Stated goal:
Find the line that contains "What text is on this page?" in the entries below. Restate it and every line after it, word for word, with no pictures.

Dataset rows:

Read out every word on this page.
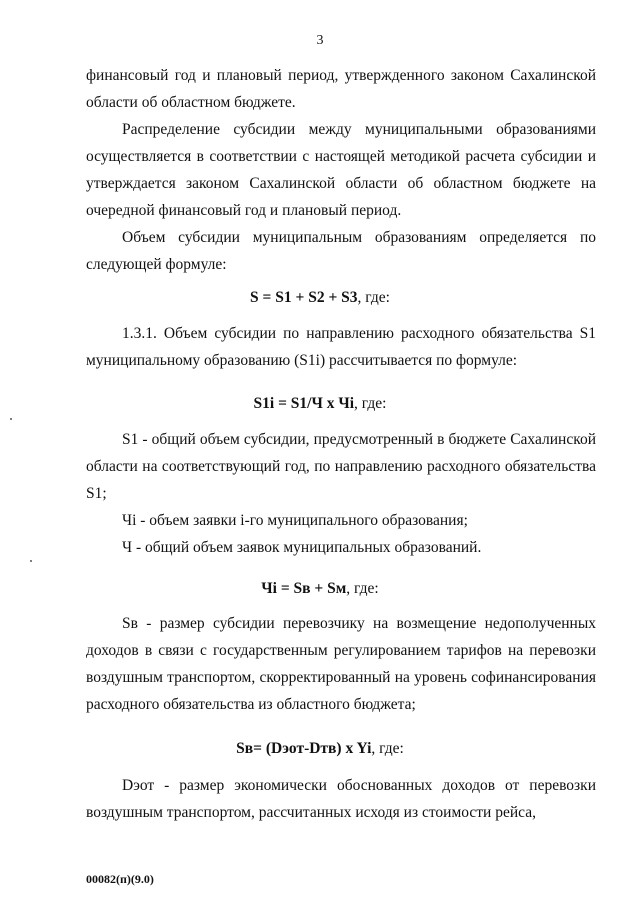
3
финансовый год и плановый период, утвержденного законом Сахалинской области об областном бюджете.
Распределение субсидии между муниципальными образованиями осуществляется в соответствии с настоящей методикой расчета субсидии и утверждается законом Сахалинской области об областном бюджете на очередной финансовый год и плановый период.
Объем субсидии муниципальным образованиям определяется по следующей формуле:
S = S1 + S2 + S3, где:
1.3.1. Объем субсидии по направлению расходного обязательства S1 муниципальному образованию (S1i) рассчитывается по формуле:
S1i = S1/Ч x Чi, где:
S1 - общий объем субсидии, предусмотренный в бюджете Сахалинской области на соответствующий год, по направлению расходного обязательства S1;
Чi - объем заявки i-го муниципального образования;
Ч - общий объем заявок муниципальных образований.
Чi = Sв + Sм, где:
Sв - размер субсидии перевозчику на возмещение недополученных доходов в связи с государственным регулированием тарифов на перевозки воздушным транспортом, скорректированный на уровень софинансирования расходного обязательства из областного бюджета;
Sв= (Dэот-Dтв) x Yi, где:
Dэот - размер экономически обоснованных доходов от перевозки воздушным транспортом, рассчитанных исходя из стоимости рейса,
00082(п)(9.0)
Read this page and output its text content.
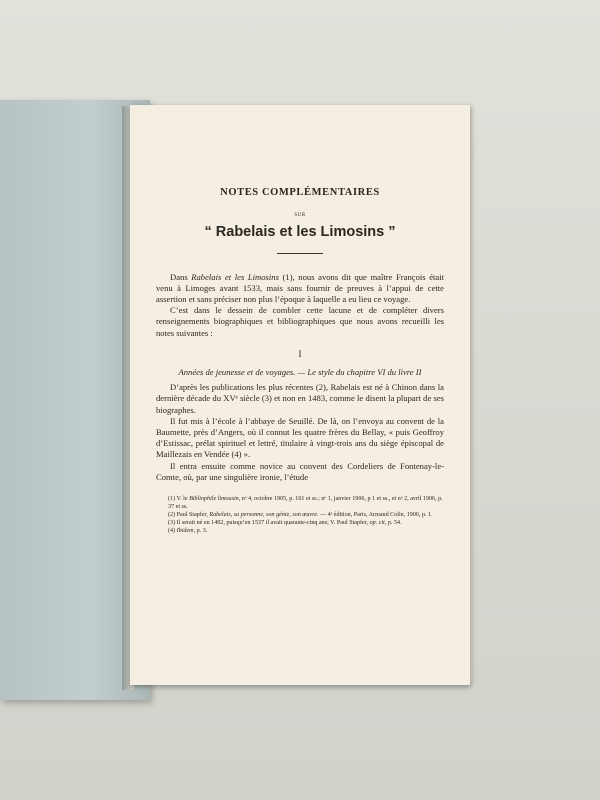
NOTES COMPLÉMENTAIRES
SUR
“ Rabelais et les Limosins ”

Dans Rabelais et les Limosins (1), nous avons dit que maître François était venu à Limoges avant 1533, mais sans fournir de preuves à l’appui de cette assertion et sans préciser non plus l’époque à laquelle a eu lieu ce voyage.

C’est dans le dessein de combler cette lacune et de compléter divers renseignements biographiques et bibliographiques que nous avons recueilli les notes suivantes :

I
Années de jeunesse et de voyages. — Le style du chapitre VI du livre II

D’après les publications les plus récentes (2), Rabelais est né à Chinon dans la dernière décade du XVᵉ siècle (3) et non en 1483, comme le disent la plupart de ses biographes.

Il fut mis à l’école à l’abbaye de Seuillé. De là, on l’envoya au convent de la Baumette, près d’Angers, où il connut les quatre frères du Bellay, « puis Geoffroy d’Estissac, prélat spirituel et lettré, titulaire à vingt-trois ans du siège épiscopal de Maillezais en Vendée (4) ».

Il entra ensuite comme novice au convent des Cordeliers de Fontenay-le-Comte, où, par une singulière ironie, l’étude

(1) V. le Bibliophile limousin, nᵒ 4, octobre 1905, p. 101 et ss.; nᵒ 1, janvier 1906, p 1 et ss., et nᵒ 2, avril 1906, p. 37 et ss.
(2) Paul Stapfer, Rabelais, sa personne, son génie, son œuvre. — 4ᵉ édition, Paris, Armand Colin, 1906, p. 1.
(3) Il serait né en 1492, puisqu’en 1537 il avait quarante-cinq ans; V. Paul Stapfer, op. cit, p. 54.
(4) Ibidem, p. 3.
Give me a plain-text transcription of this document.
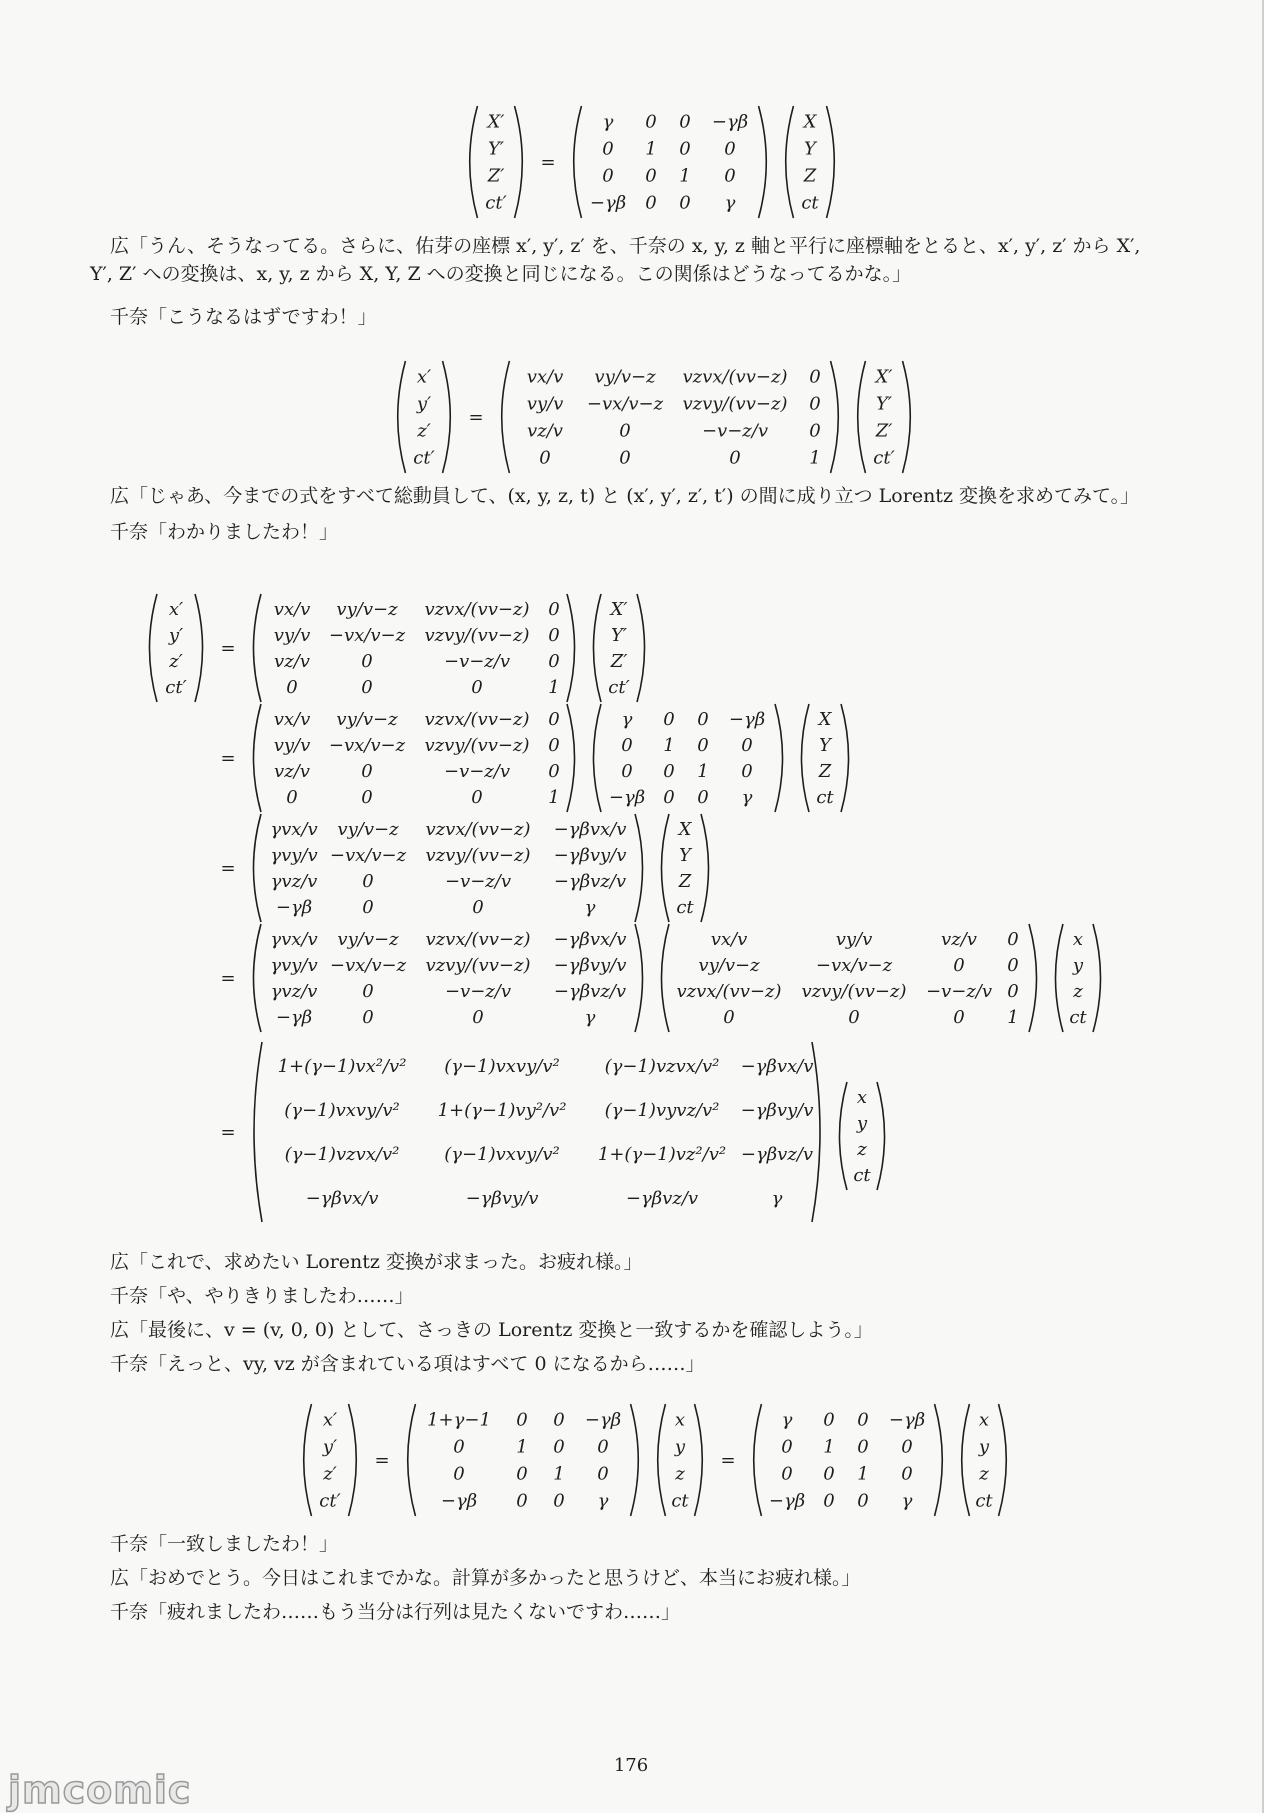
X′
Y′
Z′
ct′
=
γ
0
0
−γβ
0
1
0
0
0
0
1
0
−γβ
0
0
γ
X
Y
Z
ct
広「うん、そうなってる。さらに、佑芽の座標 x′, y′, z′ を、千奈の x, y, z 軸と平行に座標軸をとると、x′, y′, z′ から X′, Y′, Z′ への変換は、x, y, z から X, Y, Z への変換と同じになる。この関係はどうなってるかな。」
千奈「こうなるはずですわ！」
x′
y′
z′
ct′
=
vx/v
vy/v
vz/v
0
vy/v−z
−vx/v−z
0
0
vzvx/(vv−z)
vzvy/(vv−z)
−v−z/v
0
0
0
0
1
X′
Y′
Z′
ct′
広「じゃあ、今までの式をすべて総動員して、(x, y, z, t) と (x′, y′, z′, t′) の間に成り立つ Lorentz 変換を求めてみて。」
千奈「わかりましたわ！」
x′
y′
z′
ct′
=
vx/v
vy/v
vz/v
0
vy/v−z
−vx/v−z
0
0
vzvx/(vv−z)
vzvy/(vv−z)
−v−z/v
0
0
0
0
1
X′
Y′
Z′
ct′
=
vx/v
vy/v
vz/v
0
vy/v−z
−vx/v−z
0
0
vzvx/(vv−z)
vzvy/(vv−z)
−v−z/v
0
0
0
0
1
γ
0
0
−γβ
0
1
0
0
0
0
1
0
−γβ
0
0
γ
X
Y
Z
ct
=
γvx/v
γvy/v
γvz/v
−γβ
vy/v−z
−vx/v−z
0
0
vzvx/(vv−z)
vzvy/(vv−z)
−v−z/v
0
−γβvx/v
−γβvy/v
−γβvz/v
γ
X
Y
Z
ct
=
γvx/v
γvy/v
γvz/v
−γβ
vy/v−z
−vx/v−z
0
0
vzvx/(vv−z)
vzvy/(vv−z)
−v−z/v
0
−γβvx/v
−γβvy/v
−γβvz/v
γ
vx/v
vy/v−z
vzvx/(vv−z)
0
vy/v
−vx/v−z
vzvy/(vv−z)
0
vz/v
0
−v−z/v
0
0
0
0
1
x
y
z
ct
=
1+(γ−1)vx²/v²
(γ−1)vxvy/v²
(γ−1)vzvx/v²
−γβvx/v
(γ−1)vxvy/v²
1+(γ−1)vy²/v²
(γ−1)vxvy/v²
−γβvy/v
(γ−1)vzvx/v²
(γ−1)vyvz/v²
1+(γ−1)vz²/v²
−γβvz/v
−γβvx/v
−γβvy/v
−γβvz/v
γ
x
y
z
ct
広「これで、求めたい Lorentz 変換が求まった。お疲れ様。」
千奈「や、やりきりましたわ……」
広「最後に、v = (v, 0, 0) として、さっきの Lorentz 変換と一致するかを確認しよう。」
千奈「えっと、vy, vz が含まれている項はすべて 0 になるから……」
x′
y′
z′
ct′
=
1+γ−1
0
0
−γβ
0
1
0
0
0
0
1
0
−γβ
0
0
γ
x
y
z
ct
=
γ
0
0
−γβ
0
1
0
0
0
0
1
0
−γβ
0
0
γ
x
y
z
ct
千奈「一致しましたわ！」
広「おめでとう。今日はこれまでかな。計算が多かったと思うけど、本当にお疲れ様。」
千奈「疲れましたわ……もう当分は行列は見たくないですわ……」
176
jmcomic
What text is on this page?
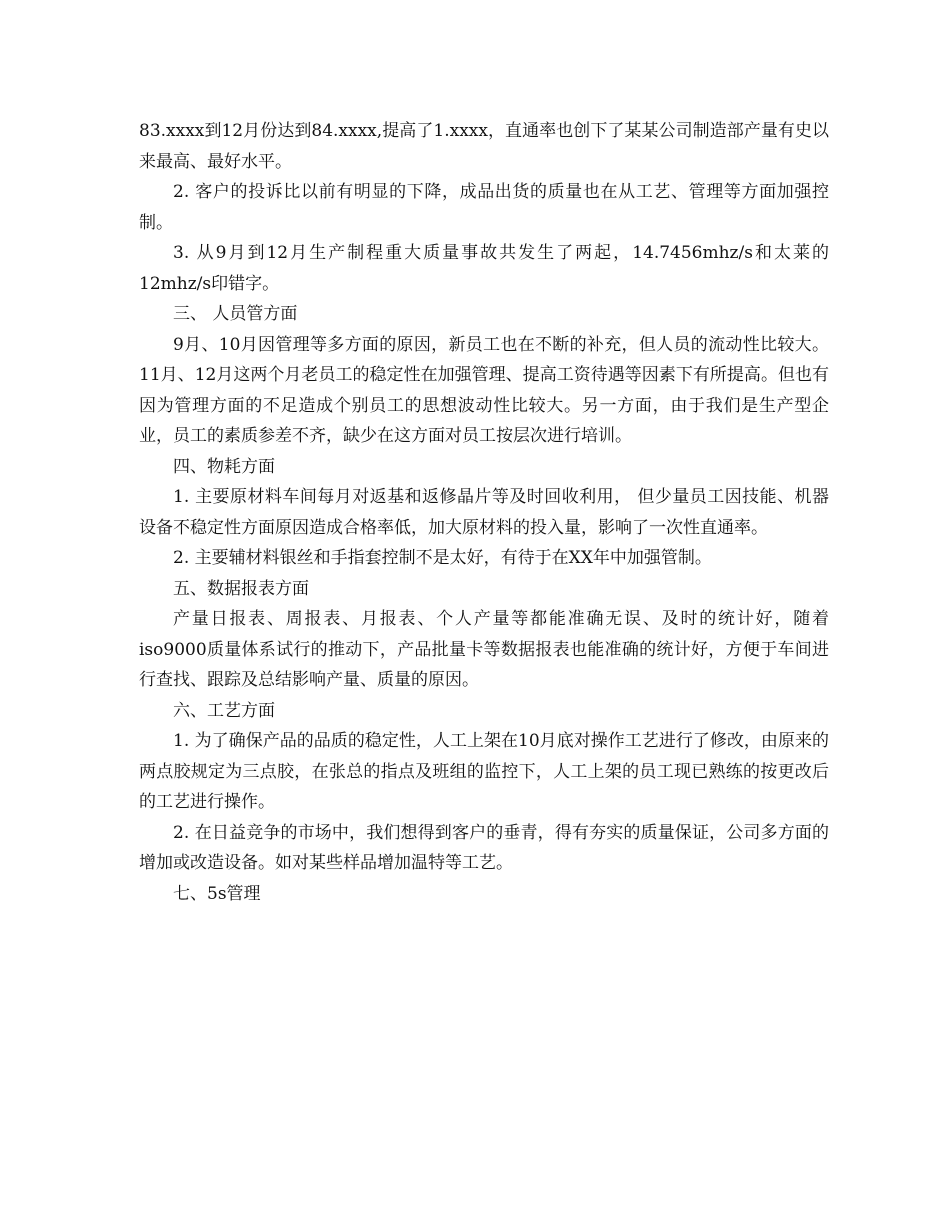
83.xxxx到12月份达到84.xxxx,提高了1.xxxx，直通率也创下了某某公司制造部产量有史以来最高、最好水平。

2. 客户的投诉比以前有明显的下降，成品出货的质量也在从工艺、管理等方面加强控制。

3. 从9月到12月生产制程重大质量事故共发生了两起，14.7456mhz/s和太莱的12mhz/s印错字。

三、 人员管方面

9月、10月因管理等多方面的原因，新员工也在不断的补充，但人员的流动性比较大。11月、12月这两个月老员工的稳定性在加强管理、提高工资待遇等因素下有所提高。但也有因为管理方面的不足造成个别员工的思想波动性比较大。另一方面，由于我们是生产型企业，员工的素质参差不齐，缺少在这方面对员工按层次进行培训。

四、物耗方面

1. 主要原材料车间每月对返基和返修晶片等及时回收利用， 但少量员工因技能、机器设备不稳定性方面原因造成合格率低，加大原材料的投入量，影响了一次性直通率。

2. 主要辅材料银丝和手指套控制不是太好，有待于在XX年中加强管制。

五、数据报表方面

产量日报表、周报表、月报表、个人产量等都能准确无误、及时的统计好，随着iso9000质量体系试行的推动下，产品批量卡等数据报表也能准确的统计好，方便于车间进行查找、跟踪及总结影响产量、质量的原因。

六、工艺方面

1. 为了确保产品的品质的稳定性，人工上架在10月底对操作工艺进行了修改，由原来的两点胶规定为三点胶，在张总的指点及班组的监控下，人工上架的员工现已熟练的按更改后的工艺进行操作。

2. 在日益竞争的市场中，我们想得到客户的垂青，得有夯实的质量保证，公司多方面的增加或改造设备。如对某些样品增加温特等工艺。

七、5s管理
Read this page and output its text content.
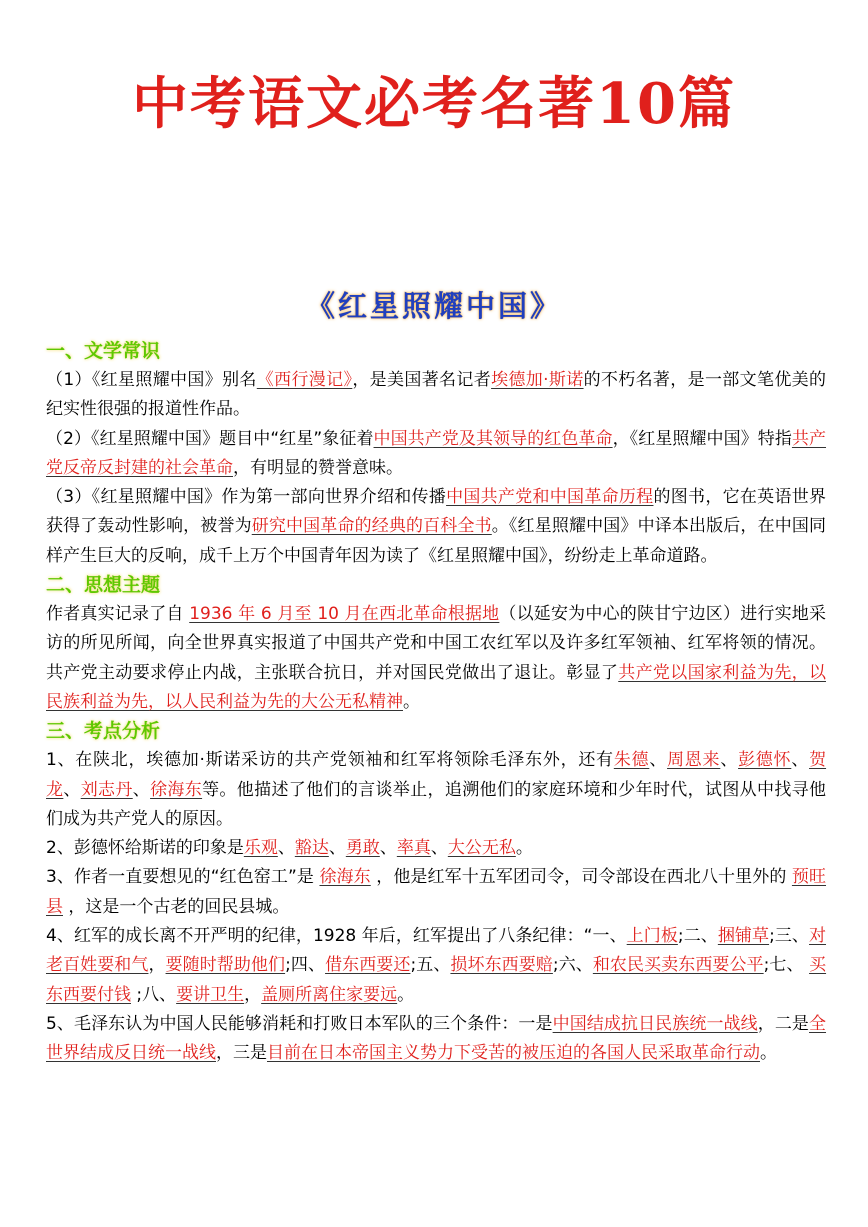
中考语文必考名著10篇
《红星照耀中国》
一、文学常识

（1）《红星照耀中国》别名《西行漫记》，是美国著名记者埃德加·斯诺的不朽名著，是一部文笔优美的纪实性很强的报道性作品。

（2）《红星照耀中国》题目中“红星”象征着中国共产党及其领导的红色革命，《红星照耀中国》特指共产党反帝反封建的社会革命，有明显的赞誉意味。

（3）《红星照耀中国》作为第一部向世界介绍和传播中国共产党和中国革命历程的图书，它在英语世界获得了轰动性影响，被誉为研究中国革命的经典的百科全书。《红星照耀中国》中译本出版后，在中国同样产生巨大的反响，成千上万个中国青年因为读了《红星照耀中国》，纷纷走上革命道路。

二、思想主题

作者真实记录了自 1936 年 6 月至 10 月在西北革命根据地（以延安为中心的陕甘宁边区）进行实地采访的所见所闻，向全世界真实报道了中国共产党和中国工农红军以及许多红军领袖、红军将领的情况。共产党主动要求停止内战，主张联合抗日，并对国民党做出了退让。彰显了共产党以国家利益为先，以民族利益为先，以人民利益为先的大公无私精神。

三、考点分析

1、在陕北，埃德加·斯诺采访的共产党领袖和红军将领除毛泽东外，还有朱德、周恩来、彭德怀、贺龙、刘志丹、徐海东等。他描述了他们的言谈举止，追溯他们的家庭环境和少年时代，试图从中找寻他们成为共产党人的原因。

2、彭德怀给斯诺的印象是乐观、豁达、勇敢、率真、大公无私。

3、作者一直要想见的“红色窑工”是 徐海东 ，他是红军十五军团司令，司令部设在西北八十里外的 预旺县 ，这是一个古老的回民县城。

4、红军的成长离不开严明的纪律，1928 年后，红军提出了八条纪律：“一、上门板;二、捆铺草;三、对老百姓要和气，要随时帮助他们;四、借东西要还;五、损坏东西要赔;六、和农民买卖东西要公平;七、 买东西要付钱 ;八、要讲卫生，盖厕所离住家要远。

5、毛泽东认为中国人民能够消耗和打败日本军队的三个条件：一是中国结成抗日民族统一战线，二是全世界结成反日统一战线，三是目前在日本帝国主义势力下受苦的被压迫的各国人民采取革命行动。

Written answer:
What text is on this page?
83.xxxx到12月份达到84.xxxx,提高了1.xxxx，直通率也创下了某某公司制造部产量有史以来最高、最好水平。

2. 客户的投诉比以前有明显的下降，成品出货的质量也在从工艺、管理等方面加强控制。

3. 从9月到12月生产制程重大质量事故共发生了两起，14.7456mhz/s和太莱的12mhz/s印错字。

三、 人员管方面

9月、10月因管理等多方面的原因，新员工也在不断的补充，但人员的流动性比较大。11月、12月这两个月老员工的稳定性在加强管理、提高工资待遇等因素下有所提高。但也有因为管理方面的不足造成个别员工的思想波动性比较大。另一方面，由于我们是生产型企业，员工的素质参差不齐，缺少在这方面对员工按层次进行培训。

四、物耗方面

1. 主要原材料车间每月对返基和返修晶片等及时回收利用， 但少量员工因技能、机器设备不稳定性方面原因造成合格率低，加大原材料的投入量，影响了一次性直通率。

2. 主要辅材料银丝和手指套控制不是太好，有待于在XX年中加强管制。

五、数据报表方面

产量日报表、周报表、月报表、个人产量等都能准确无误、及时的统计好，随着iso9000质量体系试行的推动下，产品批量卡等数据报表也能准确的统计好，方便于车间进行查找、跟踪及总结影响产量、质量的原因。

六、工艺方面

1. 为了确保产品的品质的稳定性，人工上架在10月底对操作工艺进行了修改，由原来的两点胶规定为三点胶，在张总的指点及班组的监控下，人工上架的员工现已熟练的按更改后的工艺进行操作。

2. 在日益竞争的市场中，我们想得到客户的垂青，得有夯实的质量保证，公司多方面的增加或改造设备。如对某些样品增加温特等工艺。

七、5s管理
Read this page and output its text content.
中考语文必考名著10篇
《红星照耀中国》
一、文学常识

（1）《红星照耀中国》别名《西行漫记》，是美国著名记者埃德加·斯诺的不朽名著，是一部文笔优美的纪实性很强的报道性作品。

（2）《红星照耀中国》题目中“红星”象征着中国共产党及其领导的红色革命，《红星照耀中国》特指共产党反帝反封建的社会革命，有明显的赞誉意味。

（3）《红星照耀中国》作为第一部向世界介绍和传播中国共产党和中国革命历程的图书，它在英语世界获得了轰动性影响，被誉为研究中国革命的经典的百科全书。《红星照耀中国》中译本出版后，在中国同样产生巨大的反响，成千上万个中国青年因为读了《红星照耀中国》，纷纷走上革命道路。

二、思想主题

作者真实记录了自 1936 年 6 月至 10 月在西北革命根据地（以延安为中心的陕甘宁边区）进行实地采访的所见所闻，向全世界真实报道了中国共产党和中国工农红军以及许多红军领袖、红军将领的情况。共产党主动要求停止内战，主张联合抗日，并对国民党做出了退让。彰显了共产党以国家利益为先，以民族利益为先，以人民利益为先的大公无私精神。

三、考点分析

1、在陕北，埃德加·斯诺采访的共产党领袖和红军将领除毛泽东外，还有朱德、周恩来、彭德怀、贺龙、刘志丹、徐海东等。他描述了他们的言谈举止，追溯他们的家庭环境和少年时代，试图从中找寻他们成为共产党人的原因。

2、彭德怀给斯诺的印象是乐观、豁达、勇敢、率真、大公无私。

3、作者一直要想见的“红色窑工”是 徐海东 ，他是红军十五军团司令，司令部设在西北八十里外的 预旺县 ，这是一个古老的回民县城。

4、红军的成长离不开严明的纪律，1928 年后，红军提出了八条纪律：“一、上门板;二、捆铺草;三、对老百姓要和气，要随时帮助他们;四、借东西要还;五、损坏东西要赔;六、和农民买卖东西要公平;七、 买东西要付钱 ;八、要讲卫生，盖厕所离住家要远。

5、毛泽东认为中国人民能够消耗和打败日本军队的三个条件：一是中国结成抗日民族统一战线，二是全世界结成反日统一战线，三是目前在日本帝国主义势力下受苦的被压迫的各国人民采取革命行动。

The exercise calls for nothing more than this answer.